* [EXERCISE BRIEF]: Restate the full set of records exactly, word for word.

Dataset rows about figures
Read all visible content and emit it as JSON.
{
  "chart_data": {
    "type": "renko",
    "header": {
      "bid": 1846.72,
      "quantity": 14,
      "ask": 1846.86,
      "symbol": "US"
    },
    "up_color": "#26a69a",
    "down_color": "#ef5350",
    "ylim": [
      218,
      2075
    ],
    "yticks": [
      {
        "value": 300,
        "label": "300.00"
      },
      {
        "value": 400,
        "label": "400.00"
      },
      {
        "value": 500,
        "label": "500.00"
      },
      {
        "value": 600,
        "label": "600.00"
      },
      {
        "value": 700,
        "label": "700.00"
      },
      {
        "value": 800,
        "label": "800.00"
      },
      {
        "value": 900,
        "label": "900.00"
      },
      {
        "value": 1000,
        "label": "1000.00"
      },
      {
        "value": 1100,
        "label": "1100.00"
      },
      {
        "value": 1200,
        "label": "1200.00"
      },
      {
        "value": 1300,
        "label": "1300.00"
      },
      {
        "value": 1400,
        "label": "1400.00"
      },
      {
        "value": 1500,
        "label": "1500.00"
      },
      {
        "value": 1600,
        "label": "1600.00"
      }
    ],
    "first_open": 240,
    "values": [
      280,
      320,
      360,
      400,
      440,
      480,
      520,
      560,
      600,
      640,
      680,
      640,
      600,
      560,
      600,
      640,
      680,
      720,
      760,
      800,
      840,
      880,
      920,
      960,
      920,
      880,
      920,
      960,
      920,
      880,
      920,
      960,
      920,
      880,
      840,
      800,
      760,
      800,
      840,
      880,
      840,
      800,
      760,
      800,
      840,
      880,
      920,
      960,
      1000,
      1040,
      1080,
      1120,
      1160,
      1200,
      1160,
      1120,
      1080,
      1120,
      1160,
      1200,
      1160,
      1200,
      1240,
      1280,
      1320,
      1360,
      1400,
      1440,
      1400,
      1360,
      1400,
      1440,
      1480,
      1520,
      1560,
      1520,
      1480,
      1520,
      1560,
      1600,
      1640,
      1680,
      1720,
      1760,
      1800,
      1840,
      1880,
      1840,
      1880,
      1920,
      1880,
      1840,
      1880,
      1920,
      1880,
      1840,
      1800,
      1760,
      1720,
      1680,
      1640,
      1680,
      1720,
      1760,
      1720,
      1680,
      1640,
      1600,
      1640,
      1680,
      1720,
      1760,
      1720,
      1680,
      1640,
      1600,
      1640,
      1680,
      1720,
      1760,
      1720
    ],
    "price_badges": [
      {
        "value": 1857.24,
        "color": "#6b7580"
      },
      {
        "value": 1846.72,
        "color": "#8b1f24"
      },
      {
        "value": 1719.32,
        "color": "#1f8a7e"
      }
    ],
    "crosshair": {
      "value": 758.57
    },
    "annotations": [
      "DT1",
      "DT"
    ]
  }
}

* [FULL SOLUTION]:
Read all visible content and emit it as JSON.
{
  "chart_data": {
    "type": "renko",
    "header": {
      "bid": 1846.72,
      "quantity": 14,
      "ask": 1846.86,
      "symbol": "US"
    },
    "up_color": "#26a69a",
    "down_color": "#ef5350",
    "ylim": [
      218,
      2075
    ],
    "yticks": [
      {
        "value": 300,
        "label": "300.00"
      },
      {
        "value": 400,
        "label": "400.00"
      },
      {
        "value": 500,
        "label": "500.00"
      },
      {
        "value": 600,
        "label": "600.00"
      },
      {
        "value": 700,
        "label": "700.00"
      },
      {
        "value": 800,
        "label": "800.00"
      },
      {
        "value": 900,
        "label": "900.00"
      },
      {
        "value": 1000,
        "label": "1000.00"
      },
      {
        "value": 1100,
        "label": "1100.00"
      },
      {
        "value": 1200,
        "label": "1200.00"
      },
      {
        "value": 1300,
        "label": "1300.00"
      },
      {
        "value": 1400,
        "label": "1400.00"
      },
      {
        "value": 1500,
        "label": "1500.00"
      },
      {
        "value": 1600,
        "label": "1600.00"
      }
    ],
    "first_open": 240,
    "values": [
      280,
      320,
      360,
      400,
      440,
      480,
      520,
      560,
      600,
      640,
      680,
      640,
      600,
      560,
      600,
      640,
      680,
      720,
      760,
      800,
      840,
      880,
      920,
      960,
      920,
      880,
      920,
      960,
      920,
      880,
      920,
      960,
      920,
      880,
      840,
      800,
      760,
      800,
      840,
      880,
      840,
      800,
      760,
      800,
      840,
      880,
      920,
      960,
      1000,
      1040,
      1080,
      1120,
      1160,
      1200,
      1160,
      1120,
      1080,
      1120,
      1160,
      1200,
      1160,
      1200,
      1240,
      1280,
      1320,
      1360,
      1400,
      1440,
      1400,
      1360,
      1400,
      1440,
      1480,
      1520,
      1560,
      1520,
      1480,
      1520,
      1560,
      1600,
      1640,
      1680,
      1720,
      1760,
      1800,
      1840,
      1880,
      1840,
      1880,
      1920,
      1880,
      1840,
      1880,
      1920,
      1880,
      1840,
      1800,
      1760,
      1720,
      1680,
      1640,
      1680,
      1720,
      1760,
      1720,
      1680,
      1640,
      1600,
      1640,
      1680,
      1720,
      1760,
      1720,
      1680,
      1640,
      1600,
      1640,
      1680,
      1720,
      1760,
      1720
    ],
    "price_badges": [
      {
        "value": 1857.24,
        "color": "#6b7580"
      },
      {
        "value": 1846.72,
        "color": "#8b1f24"
      },
      {
        "value": 1719.32,
        "color": "#1f8a7e"
      }
    ],
    "crosshair": {
      "value": 758.57
    },
    "annotations": [
      "DT1",
      "DT"
    ]
  }
}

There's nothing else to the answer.